Dataset records on visual material
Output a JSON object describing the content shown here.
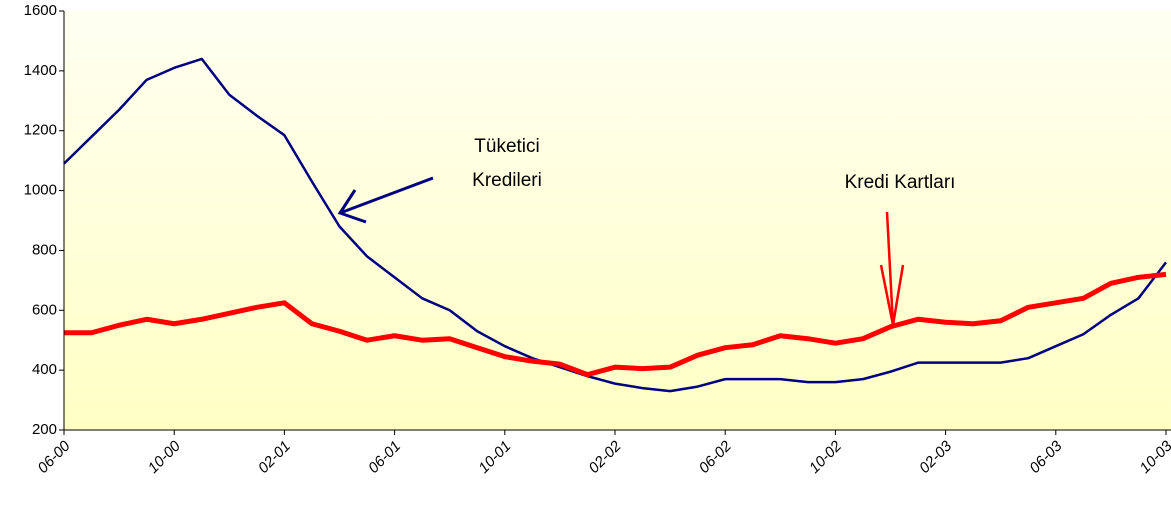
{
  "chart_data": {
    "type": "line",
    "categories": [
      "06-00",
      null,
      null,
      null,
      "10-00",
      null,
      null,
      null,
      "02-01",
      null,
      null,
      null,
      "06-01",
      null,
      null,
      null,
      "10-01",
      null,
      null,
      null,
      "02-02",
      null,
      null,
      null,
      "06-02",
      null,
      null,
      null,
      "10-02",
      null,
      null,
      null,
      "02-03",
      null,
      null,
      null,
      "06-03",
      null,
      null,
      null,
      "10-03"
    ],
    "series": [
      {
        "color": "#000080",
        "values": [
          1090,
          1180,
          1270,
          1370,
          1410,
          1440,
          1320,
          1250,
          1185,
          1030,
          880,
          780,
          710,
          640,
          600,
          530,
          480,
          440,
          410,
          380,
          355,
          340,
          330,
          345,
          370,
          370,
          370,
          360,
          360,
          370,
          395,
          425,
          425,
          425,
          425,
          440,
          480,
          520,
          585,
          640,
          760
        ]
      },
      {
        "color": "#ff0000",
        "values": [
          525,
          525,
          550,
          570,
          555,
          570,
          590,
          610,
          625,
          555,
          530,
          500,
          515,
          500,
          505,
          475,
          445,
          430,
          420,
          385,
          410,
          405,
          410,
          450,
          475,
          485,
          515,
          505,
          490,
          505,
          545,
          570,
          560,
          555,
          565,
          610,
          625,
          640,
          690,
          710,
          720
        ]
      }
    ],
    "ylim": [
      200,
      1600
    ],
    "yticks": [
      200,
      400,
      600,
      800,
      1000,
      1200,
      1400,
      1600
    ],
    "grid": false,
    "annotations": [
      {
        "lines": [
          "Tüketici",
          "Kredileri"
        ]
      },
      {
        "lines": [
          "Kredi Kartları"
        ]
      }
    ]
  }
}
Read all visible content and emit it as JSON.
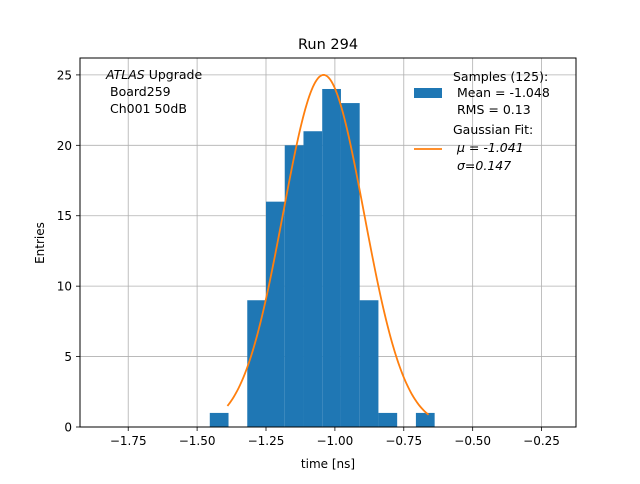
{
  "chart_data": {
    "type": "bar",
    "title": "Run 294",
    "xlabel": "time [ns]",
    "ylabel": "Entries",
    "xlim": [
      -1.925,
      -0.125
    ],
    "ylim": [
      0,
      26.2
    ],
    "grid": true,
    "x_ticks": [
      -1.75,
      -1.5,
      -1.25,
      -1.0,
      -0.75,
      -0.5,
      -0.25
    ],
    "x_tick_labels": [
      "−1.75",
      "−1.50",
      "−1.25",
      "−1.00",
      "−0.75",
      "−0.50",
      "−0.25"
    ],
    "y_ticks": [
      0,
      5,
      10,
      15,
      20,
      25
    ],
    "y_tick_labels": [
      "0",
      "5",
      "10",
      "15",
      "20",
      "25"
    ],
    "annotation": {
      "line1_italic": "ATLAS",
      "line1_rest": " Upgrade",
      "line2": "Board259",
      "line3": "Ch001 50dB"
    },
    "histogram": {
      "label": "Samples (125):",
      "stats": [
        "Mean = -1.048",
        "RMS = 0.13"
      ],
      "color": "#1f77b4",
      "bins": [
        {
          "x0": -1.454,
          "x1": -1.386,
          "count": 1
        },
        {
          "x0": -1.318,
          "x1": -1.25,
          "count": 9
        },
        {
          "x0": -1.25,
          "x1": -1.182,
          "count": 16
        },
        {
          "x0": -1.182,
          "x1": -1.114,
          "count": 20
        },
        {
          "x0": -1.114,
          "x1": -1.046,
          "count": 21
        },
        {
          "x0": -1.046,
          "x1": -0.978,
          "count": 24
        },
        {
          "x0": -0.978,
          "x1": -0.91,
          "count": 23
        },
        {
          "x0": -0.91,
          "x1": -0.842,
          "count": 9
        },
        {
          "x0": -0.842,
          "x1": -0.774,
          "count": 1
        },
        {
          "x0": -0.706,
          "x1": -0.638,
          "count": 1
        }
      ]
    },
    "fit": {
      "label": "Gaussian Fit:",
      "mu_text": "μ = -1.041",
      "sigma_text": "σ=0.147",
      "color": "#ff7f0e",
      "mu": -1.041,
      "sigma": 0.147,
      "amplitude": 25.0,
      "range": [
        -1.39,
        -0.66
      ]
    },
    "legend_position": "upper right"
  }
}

### What to work on:
Write only the number of lines in the records that include the word "JSON".

### Written response:
2